Extracted records>
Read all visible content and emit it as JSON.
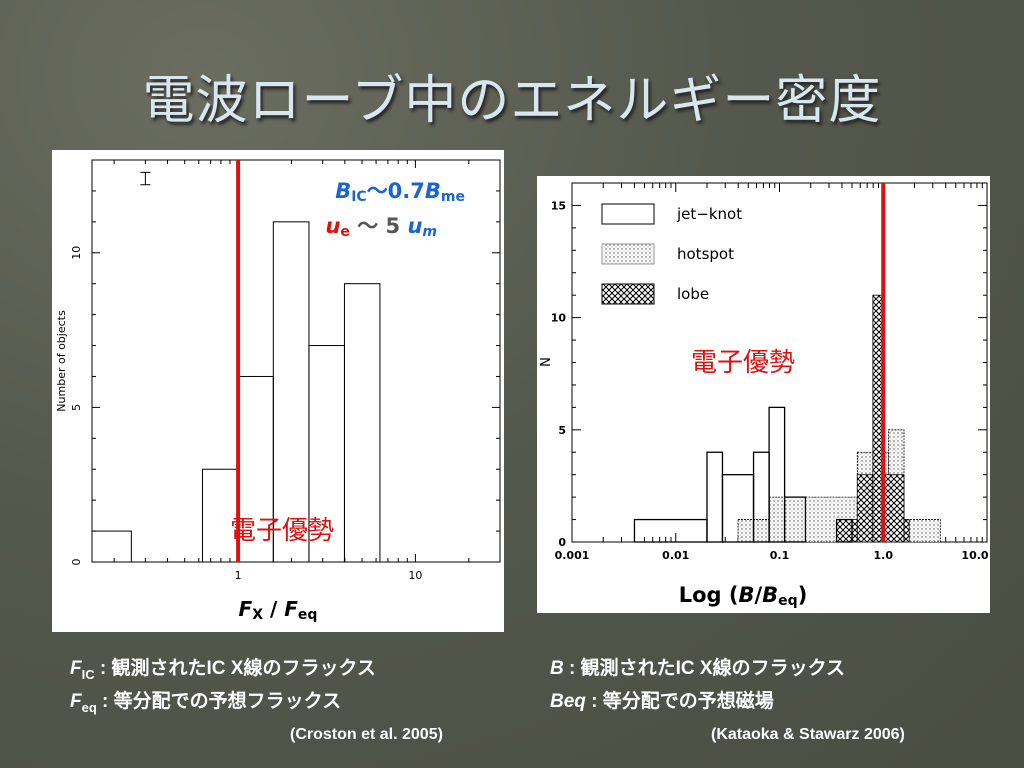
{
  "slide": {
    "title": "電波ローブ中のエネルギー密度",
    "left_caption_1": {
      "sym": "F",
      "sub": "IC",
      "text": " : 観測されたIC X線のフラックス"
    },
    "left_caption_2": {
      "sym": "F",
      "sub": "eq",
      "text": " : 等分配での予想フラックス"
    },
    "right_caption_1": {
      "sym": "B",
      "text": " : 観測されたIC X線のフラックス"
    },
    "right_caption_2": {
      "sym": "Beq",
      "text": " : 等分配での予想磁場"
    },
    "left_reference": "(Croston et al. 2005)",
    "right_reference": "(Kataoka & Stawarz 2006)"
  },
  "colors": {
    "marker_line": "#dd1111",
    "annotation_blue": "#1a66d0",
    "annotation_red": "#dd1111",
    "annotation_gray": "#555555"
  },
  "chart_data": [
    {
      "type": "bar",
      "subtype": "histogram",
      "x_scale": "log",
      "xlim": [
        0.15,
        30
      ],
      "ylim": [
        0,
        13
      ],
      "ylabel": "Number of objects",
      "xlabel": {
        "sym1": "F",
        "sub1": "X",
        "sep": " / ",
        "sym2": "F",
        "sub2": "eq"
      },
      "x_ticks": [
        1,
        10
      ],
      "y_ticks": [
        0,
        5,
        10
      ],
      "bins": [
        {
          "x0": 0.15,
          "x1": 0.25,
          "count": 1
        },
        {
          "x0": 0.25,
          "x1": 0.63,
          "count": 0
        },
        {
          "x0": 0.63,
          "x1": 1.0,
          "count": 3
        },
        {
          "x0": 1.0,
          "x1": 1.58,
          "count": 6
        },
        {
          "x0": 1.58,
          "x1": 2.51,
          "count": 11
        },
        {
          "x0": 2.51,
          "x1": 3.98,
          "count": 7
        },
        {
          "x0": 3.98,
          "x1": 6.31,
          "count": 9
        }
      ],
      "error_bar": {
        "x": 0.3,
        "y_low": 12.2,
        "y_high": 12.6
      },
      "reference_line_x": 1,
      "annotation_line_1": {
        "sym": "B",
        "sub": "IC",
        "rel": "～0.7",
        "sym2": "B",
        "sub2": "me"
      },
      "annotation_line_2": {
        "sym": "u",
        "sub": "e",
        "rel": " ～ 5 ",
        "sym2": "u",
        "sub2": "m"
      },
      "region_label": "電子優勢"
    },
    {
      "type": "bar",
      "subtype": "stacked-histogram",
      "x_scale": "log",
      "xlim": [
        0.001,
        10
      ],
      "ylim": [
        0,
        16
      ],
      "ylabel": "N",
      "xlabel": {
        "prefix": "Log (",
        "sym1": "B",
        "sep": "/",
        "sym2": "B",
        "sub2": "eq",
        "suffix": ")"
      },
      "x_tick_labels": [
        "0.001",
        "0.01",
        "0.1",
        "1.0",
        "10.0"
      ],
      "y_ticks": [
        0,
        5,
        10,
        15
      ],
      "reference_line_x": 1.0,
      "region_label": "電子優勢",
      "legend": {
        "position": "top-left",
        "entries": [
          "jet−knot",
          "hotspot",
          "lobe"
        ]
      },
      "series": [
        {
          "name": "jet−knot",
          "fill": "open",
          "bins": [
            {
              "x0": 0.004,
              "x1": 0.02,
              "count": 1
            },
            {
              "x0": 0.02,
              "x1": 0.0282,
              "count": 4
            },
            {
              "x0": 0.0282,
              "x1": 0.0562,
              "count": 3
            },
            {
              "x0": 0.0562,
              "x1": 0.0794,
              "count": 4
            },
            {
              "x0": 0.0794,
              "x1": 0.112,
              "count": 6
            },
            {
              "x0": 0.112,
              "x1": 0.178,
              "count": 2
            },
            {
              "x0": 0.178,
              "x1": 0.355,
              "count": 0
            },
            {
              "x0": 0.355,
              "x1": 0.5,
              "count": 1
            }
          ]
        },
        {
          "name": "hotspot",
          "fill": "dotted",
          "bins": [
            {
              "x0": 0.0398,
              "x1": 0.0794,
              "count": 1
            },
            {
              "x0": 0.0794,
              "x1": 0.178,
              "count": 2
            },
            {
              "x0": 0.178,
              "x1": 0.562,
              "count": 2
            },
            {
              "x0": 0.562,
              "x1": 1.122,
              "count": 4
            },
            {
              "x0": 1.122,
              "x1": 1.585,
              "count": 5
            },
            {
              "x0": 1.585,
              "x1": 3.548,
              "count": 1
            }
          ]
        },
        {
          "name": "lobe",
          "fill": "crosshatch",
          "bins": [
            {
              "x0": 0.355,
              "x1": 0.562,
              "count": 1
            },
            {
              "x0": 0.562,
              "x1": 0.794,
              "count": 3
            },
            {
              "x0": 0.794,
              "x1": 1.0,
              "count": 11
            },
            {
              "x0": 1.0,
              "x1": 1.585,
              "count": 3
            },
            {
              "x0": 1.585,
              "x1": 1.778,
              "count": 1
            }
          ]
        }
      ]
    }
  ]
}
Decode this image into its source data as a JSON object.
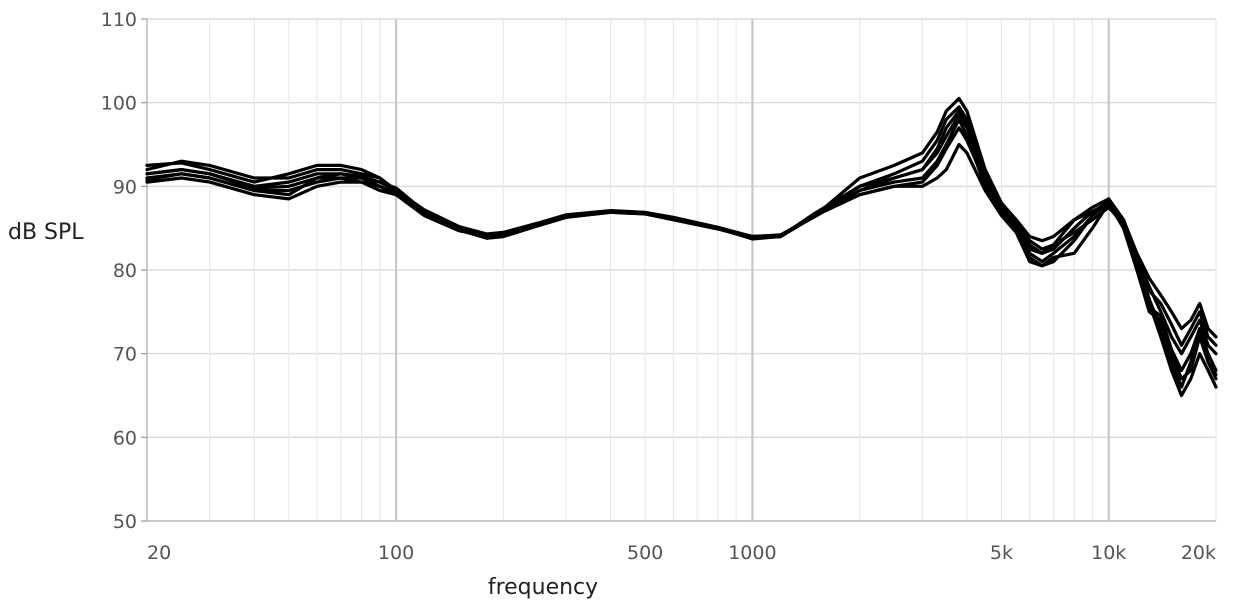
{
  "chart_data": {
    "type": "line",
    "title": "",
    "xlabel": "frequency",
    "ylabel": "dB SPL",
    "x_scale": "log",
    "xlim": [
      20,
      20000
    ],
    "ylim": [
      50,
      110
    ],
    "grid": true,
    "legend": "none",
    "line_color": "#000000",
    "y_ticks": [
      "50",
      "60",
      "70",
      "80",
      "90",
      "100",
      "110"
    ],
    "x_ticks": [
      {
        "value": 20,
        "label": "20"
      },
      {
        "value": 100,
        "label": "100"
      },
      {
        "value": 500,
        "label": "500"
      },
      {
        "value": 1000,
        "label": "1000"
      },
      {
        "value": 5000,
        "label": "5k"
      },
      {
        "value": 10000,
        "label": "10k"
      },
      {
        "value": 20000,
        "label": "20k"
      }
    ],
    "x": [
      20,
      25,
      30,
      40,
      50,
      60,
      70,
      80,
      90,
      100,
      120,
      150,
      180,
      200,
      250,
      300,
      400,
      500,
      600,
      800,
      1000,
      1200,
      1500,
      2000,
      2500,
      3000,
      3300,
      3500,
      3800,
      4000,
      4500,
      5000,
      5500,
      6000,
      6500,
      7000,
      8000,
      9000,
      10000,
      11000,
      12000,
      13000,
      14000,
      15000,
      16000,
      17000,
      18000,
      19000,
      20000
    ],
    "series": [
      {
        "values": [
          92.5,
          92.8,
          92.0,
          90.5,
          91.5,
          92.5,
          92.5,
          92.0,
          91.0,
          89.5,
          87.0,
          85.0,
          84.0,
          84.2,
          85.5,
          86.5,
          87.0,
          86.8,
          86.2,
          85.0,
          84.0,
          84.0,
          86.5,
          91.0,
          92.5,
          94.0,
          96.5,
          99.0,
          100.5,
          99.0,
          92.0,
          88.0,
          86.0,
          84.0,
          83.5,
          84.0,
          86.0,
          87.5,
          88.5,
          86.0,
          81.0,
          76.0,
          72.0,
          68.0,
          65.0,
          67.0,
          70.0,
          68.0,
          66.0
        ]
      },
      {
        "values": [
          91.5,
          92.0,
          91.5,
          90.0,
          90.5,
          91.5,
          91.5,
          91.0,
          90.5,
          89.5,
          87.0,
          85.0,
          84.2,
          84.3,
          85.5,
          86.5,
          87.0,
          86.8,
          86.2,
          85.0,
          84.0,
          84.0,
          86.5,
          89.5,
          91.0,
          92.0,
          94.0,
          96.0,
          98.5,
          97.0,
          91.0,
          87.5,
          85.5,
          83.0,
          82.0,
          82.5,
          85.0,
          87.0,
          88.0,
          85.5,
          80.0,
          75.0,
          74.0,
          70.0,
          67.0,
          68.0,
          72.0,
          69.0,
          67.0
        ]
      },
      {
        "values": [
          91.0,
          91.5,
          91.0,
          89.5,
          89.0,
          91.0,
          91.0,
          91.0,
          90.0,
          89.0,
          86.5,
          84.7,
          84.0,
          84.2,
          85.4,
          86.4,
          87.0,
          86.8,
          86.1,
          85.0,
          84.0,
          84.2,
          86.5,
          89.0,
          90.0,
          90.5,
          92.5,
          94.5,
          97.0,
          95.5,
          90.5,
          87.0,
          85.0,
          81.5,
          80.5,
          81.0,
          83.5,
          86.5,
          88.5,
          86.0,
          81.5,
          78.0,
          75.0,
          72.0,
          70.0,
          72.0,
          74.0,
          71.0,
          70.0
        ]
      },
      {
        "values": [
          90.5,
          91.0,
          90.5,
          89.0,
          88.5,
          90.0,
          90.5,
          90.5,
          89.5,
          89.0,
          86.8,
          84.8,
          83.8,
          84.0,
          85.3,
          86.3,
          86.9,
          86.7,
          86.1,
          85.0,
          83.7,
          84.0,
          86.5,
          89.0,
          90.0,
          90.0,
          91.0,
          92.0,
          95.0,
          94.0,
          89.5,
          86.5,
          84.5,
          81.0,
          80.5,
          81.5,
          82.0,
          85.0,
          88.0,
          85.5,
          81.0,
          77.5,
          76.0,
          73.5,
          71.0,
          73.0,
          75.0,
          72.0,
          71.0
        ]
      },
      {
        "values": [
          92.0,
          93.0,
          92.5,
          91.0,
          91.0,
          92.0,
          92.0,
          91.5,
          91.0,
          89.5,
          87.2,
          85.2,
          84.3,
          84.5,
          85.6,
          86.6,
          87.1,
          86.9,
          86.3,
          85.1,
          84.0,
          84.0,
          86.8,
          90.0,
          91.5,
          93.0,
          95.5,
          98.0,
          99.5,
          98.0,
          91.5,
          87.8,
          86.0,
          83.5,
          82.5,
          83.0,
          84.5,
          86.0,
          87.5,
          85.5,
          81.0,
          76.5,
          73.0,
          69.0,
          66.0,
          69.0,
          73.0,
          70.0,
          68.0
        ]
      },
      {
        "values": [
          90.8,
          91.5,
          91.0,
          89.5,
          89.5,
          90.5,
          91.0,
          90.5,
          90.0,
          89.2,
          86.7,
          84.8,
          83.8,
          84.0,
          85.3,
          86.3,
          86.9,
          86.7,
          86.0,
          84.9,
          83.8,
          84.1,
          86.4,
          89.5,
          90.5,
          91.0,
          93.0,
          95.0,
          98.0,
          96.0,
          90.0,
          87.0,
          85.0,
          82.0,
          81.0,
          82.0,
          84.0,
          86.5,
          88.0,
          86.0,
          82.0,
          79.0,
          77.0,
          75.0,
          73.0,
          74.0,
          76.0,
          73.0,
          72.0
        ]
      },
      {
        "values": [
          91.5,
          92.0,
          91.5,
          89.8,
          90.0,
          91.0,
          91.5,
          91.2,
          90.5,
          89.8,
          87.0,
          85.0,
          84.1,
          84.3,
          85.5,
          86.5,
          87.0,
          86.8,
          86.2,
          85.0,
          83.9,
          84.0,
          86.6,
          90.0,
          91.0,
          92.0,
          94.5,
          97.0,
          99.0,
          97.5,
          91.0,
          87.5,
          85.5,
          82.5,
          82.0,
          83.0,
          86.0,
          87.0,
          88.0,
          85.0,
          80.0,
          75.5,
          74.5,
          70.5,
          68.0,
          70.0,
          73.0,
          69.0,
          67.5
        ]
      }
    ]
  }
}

Stated task>
Copy out all lines where the word "histogram" appears.

Exercise answer>
      "subtype": "histogram",
      "subtype": "stacked-histogram",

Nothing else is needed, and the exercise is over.